======== Supplied data ========

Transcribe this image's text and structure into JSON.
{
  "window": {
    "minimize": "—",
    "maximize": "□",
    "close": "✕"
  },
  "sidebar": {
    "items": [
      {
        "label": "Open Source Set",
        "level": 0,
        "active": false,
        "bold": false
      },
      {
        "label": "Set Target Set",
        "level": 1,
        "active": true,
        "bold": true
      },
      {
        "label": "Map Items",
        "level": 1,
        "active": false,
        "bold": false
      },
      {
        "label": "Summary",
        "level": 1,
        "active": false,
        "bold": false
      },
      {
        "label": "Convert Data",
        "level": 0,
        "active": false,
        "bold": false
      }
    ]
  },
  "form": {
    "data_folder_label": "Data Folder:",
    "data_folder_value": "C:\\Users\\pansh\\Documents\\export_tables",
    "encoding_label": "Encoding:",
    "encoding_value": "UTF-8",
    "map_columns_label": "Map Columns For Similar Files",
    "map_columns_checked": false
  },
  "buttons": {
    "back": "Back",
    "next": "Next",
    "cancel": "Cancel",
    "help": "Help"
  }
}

========

◆ **Stated exercise**
Reproduce the material above without altering a single character.

◆ **Answer to this problem**
Transcribe this image's text and structure into JSON.
{
  "window": {
    "minimize": "—",
    "maximize": "□",
    "close": "✕"
  },
  "sidebar": {
    "items": [
      {
        "label": "Open Source Set",
        "level": 0,
        "active": false,
        "bold": false
      },
      {
        "label": "Set Target Set",
        "level": 1,
        "active": true,
        "bold": true
      },
      {
        "label": "Map Items",
        "level": 1,
        "active": false,
        "bold": false
      },
      {
        "label": "Summary",
        "level": 1,
        "active": false,
        "bold": false
      },
      {
        "label": "Convert Data",
        "level": 0,
        "active": false,
        "bold": false
      }
    ]
  },
  "form": {
    "data_folder_label": "Data Folder:",
    "data_folder_value": "C:\\Users\\pansh\\Documents\\export_tables",
    "encoding_label": "Encoding:",
    "encoding_value": "UTF-8",
    "map_columns_label": "Map Columns For Similar Files",
    "map_columns_checked": false
  },
  "buttons": {
    "back": "Back",
    "next": "Next",
    "cancel": "Cancel",
    "help": "Help"
  }
}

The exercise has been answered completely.